> _WHAT THIS TASK INVOLVES_
Report every line in the listing that contains the string "filter".

> _SUPPLIED RECORDS_
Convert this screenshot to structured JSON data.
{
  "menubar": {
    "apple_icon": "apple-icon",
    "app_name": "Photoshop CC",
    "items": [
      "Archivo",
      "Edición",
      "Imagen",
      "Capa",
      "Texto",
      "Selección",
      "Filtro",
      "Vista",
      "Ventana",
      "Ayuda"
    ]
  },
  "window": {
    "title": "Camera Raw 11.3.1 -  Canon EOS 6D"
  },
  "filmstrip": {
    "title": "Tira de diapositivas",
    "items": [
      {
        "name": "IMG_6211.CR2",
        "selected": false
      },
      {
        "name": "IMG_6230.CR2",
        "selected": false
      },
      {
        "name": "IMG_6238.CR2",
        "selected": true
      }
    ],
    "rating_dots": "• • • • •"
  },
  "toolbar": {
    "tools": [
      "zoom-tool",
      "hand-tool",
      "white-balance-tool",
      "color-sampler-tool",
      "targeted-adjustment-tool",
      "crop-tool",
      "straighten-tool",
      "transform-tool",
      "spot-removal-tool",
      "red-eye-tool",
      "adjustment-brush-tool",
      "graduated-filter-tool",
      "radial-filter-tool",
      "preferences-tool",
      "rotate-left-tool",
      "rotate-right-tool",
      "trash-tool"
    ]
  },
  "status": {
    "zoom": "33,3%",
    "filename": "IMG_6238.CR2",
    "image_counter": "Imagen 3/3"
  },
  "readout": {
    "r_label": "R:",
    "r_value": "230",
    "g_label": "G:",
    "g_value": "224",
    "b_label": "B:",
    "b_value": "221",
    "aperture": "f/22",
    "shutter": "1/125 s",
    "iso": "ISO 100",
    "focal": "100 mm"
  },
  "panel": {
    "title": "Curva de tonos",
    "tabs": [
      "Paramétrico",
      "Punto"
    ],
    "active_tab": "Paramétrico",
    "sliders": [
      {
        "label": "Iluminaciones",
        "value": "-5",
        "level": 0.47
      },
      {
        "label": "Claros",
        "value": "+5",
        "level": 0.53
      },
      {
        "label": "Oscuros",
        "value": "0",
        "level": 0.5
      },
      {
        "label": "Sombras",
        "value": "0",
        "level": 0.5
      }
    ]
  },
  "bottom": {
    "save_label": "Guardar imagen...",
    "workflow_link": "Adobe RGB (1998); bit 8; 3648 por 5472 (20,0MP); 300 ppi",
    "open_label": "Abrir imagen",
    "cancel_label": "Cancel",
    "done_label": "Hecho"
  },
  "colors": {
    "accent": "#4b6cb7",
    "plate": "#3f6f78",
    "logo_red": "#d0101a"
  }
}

...

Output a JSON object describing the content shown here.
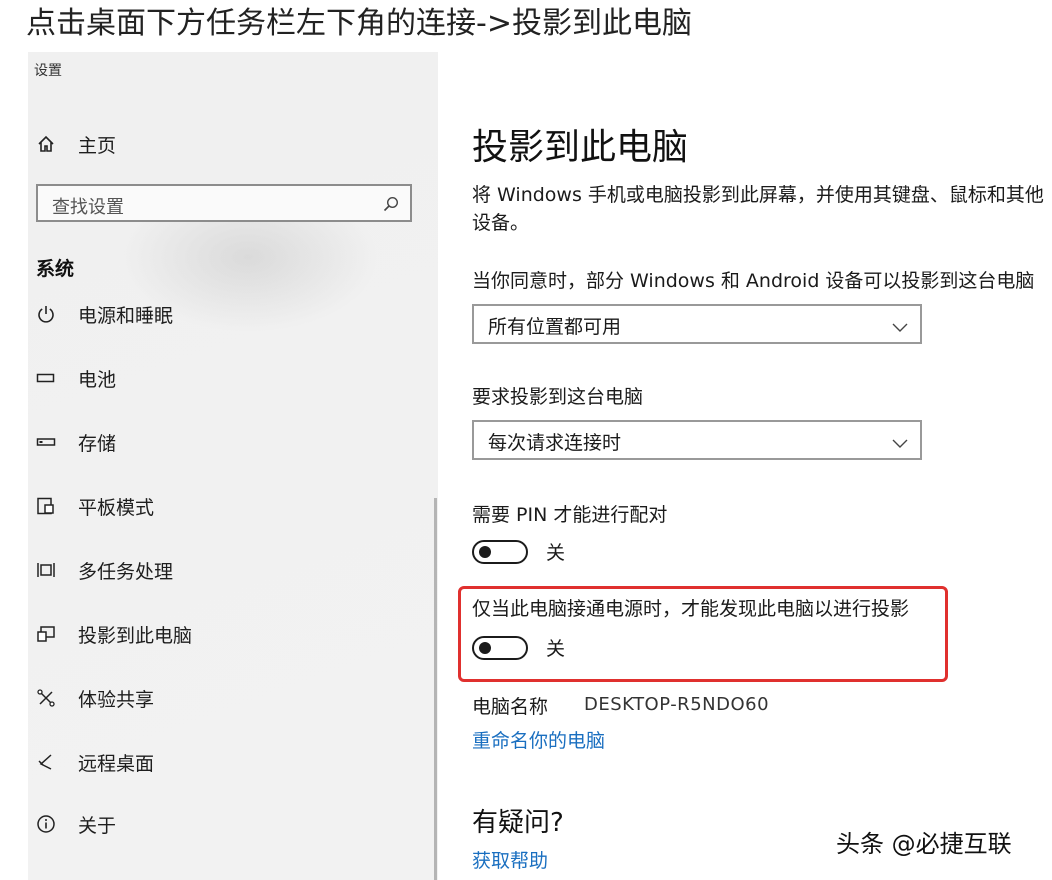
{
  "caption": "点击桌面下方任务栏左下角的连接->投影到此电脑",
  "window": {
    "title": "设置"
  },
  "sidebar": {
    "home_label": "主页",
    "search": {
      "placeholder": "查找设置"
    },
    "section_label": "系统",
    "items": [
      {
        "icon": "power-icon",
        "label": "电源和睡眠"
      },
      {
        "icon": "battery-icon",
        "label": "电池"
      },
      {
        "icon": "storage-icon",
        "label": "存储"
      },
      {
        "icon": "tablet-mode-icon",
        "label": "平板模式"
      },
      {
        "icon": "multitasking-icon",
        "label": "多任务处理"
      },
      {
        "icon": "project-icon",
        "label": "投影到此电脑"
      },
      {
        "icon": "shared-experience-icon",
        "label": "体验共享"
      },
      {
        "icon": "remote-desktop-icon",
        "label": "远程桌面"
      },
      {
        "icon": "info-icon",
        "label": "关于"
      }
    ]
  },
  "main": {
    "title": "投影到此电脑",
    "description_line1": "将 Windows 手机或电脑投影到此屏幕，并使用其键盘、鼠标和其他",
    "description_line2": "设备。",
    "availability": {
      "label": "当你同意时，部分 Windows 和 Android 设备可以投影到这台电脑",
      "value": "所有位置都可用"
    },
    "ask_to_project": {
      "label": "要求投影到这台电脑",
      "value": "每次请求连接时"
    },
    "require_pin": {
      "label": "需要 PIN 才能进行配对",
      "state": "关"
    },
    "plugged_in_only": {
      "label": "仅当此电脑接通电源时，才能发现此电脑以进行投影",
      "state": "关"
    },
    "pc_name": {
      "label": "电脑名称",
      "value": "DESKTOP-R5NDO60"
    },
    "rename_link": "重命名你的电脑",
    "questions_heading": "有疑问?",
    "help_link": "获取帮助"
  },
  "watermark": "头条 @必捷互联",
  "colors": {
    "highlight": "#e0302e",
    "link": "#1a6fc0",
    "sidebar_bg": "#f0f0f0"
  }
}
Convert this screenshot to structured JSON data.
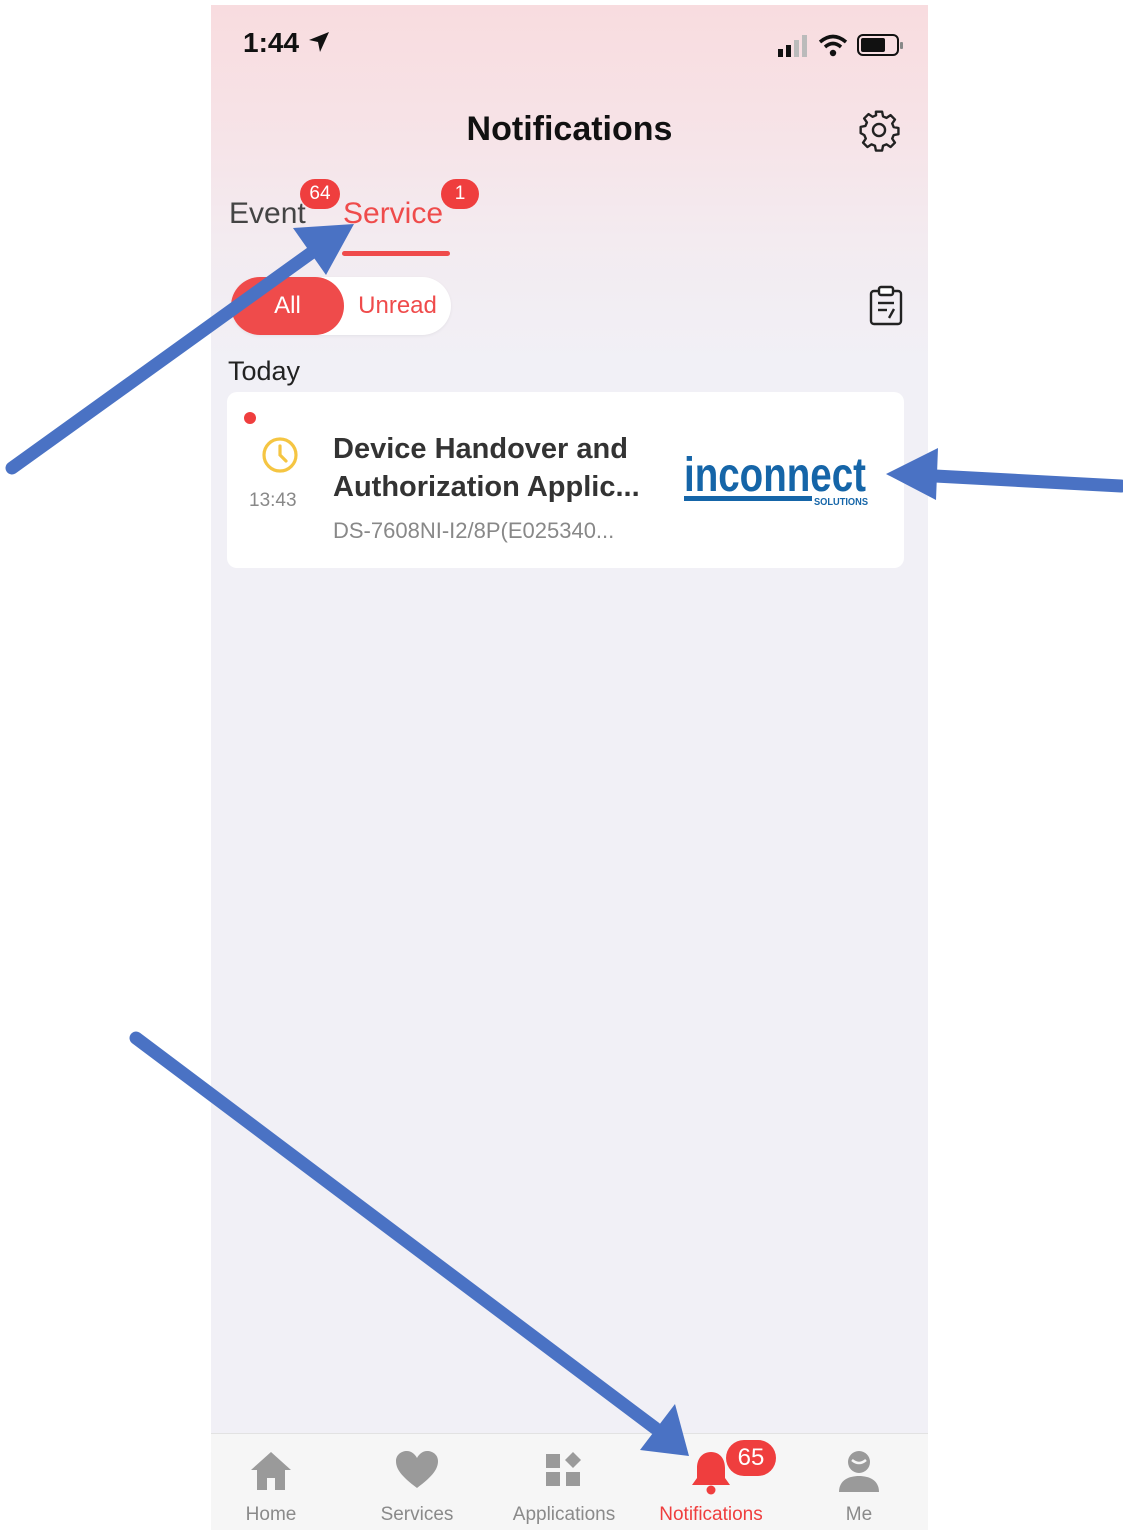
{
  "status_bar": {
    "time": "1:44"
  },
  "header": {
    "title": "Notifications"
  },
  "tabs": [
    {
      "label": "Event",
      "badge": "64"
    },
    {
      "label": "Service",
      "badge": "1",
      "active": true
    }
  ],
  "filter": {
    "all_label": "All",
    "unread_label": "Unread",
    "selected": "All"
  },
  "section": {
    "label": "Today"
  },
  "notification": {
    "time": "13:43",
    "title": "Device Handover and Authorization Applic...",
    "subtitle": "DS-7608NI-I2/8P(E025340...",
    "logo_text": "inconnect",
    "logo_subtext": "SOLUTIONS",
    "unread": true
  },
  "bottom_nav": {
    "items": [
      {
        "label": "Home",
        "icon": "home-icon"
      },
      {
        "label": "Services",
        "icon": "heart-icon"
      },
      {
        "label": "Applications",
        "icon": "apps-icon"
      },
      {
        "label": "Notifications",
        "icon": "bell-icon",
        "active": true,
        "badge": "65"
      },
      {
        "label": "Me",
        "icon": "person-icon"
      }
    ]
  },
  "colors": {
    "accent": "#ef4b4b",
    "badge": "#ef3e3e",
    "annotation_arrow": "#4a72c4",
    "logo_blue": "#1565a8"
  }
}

> _SOLVED EXERCISE_
      "graduated-filter-tool",
      "radial-filter-tool",
  "filter": {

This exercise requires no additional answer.